WHAT IS EXPECTED: Retype the material that follows, keeping every word as it is.

Saved entries
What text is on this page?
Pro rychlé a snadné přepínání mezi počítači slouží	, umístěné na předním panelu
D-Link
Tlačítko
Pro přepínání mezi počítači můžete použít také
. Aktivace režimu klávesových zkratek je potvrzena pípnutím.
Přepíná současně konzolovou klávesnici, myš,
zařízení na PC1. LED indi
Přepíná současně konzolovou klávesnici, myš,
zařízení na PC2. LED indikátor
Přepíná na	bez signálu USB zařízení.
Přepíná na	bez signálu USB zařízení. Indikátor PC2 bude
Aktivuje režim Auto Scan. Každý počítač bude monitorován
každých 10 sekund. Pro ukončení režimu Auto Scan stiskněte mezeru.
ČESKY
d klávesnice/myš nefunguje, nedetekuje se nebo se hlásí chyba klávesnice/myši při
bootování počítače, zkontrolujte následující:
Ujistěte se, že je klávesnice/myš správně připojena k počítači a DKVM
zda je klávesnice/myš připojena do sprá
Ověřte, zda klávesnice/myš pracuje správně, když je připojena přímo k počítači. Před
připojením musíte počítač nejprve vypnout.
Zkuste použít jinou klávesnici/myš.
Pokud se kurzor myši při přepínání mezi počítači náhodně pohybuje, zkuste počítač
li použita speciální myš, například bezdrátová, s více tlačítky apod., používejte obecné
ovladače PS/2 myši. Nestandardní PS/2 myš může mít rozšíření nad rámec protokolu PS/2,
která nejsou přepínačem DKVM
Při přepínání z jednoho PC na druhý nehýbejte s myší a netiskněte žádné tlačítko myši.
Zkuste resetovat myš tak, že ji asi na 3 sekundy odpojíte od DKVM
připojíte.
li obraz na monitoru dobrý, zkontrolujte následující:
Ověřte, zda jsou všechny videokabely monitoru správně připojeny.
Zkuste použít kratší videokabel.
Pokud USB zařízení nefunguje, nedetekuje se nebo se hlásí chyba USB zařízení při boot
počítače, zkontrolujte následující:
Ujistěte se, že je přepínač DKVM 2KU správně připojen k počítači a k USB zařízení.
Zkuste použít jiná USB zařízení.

SOLUTION FOR THIS EXERCISE:
What text is on this page?
Pro rychlé a snadné přepínání mezi počítači slouží	, umístěné na předním panelu
D-Link
Tlačítko
Pro přepínání mezi počítači můžete použít také
. Aktivace režimu klávesových zkratek je potvrzena pípnutím.
Přepíná současně konzolovou klávesnici, myš,
zařízení na PC1. LED indi
Přepíná současně konzolovou klávesnici, myš,
zařízení na PC2. LED indikátor
Přepíná na	bez signálu USB zařízení.
Přepíná na	bez signálu USB zařízení. Indikátor PC2 bude
Aktivuje režim Auto Scan. Každý počítač bude monitorován
každých 10 sekund. Pro ukončení režimu Auto Scan stiskněte mezeru.
ČESKY
d klávesnice/myš nefunguje, nedetekuje se nebo se hlásí chyba klávesnice/myši při
bootování počítače, zkontrolujte následující:
Ujistěte se, že je klávesnice/myš správně připojena k počítači a DKVM
zda je klávesnice/myš připojena do sprá
Ověřte, zda klávesnice/myš pracuje správně, když je připojena přímo k počítači. Před
připojením musíte počítač nejprve vypnout.
Zkuste použít jinou klávesnici/myš.
Pokud se kurzor myši při přepínání mezi počítači náhodně pohybuje, zkuste počítač
li použita speciální myš, například bezdrátová, s více tlačítky apod., používejte obecné
ovladače PS/2 myši. Nestandardní PS/2 myš může mít rozšíření nad rámec protokolu PS/2,
která nejsou přepínačem DKVM
Při přepínání z jednoho PC na druhý nehýbejte s myší a netiskněte žádné tlačítko myši.
Zkuste resetovat myš tak, že ji asi na 3 sekundy odpojíte od DKVM
připojíte.
li obraz na monitoru dobrý, zkontrolujte následující:
Ověřte, zda jsou všechny videokabely monitoru správně připojeny.
Zkuste použít kratší videokabel.
Pokud USB zařízení nefunguje, nedetekuje se nebo se hlásí chyba USB zařízení při boot
počítače, zkontrolujte následující:
Ujistěte se, že je přepínač DKVM 2KU správně připojen k počítači a k USB zařízení.
Zkuste použít jiná USB zařízení.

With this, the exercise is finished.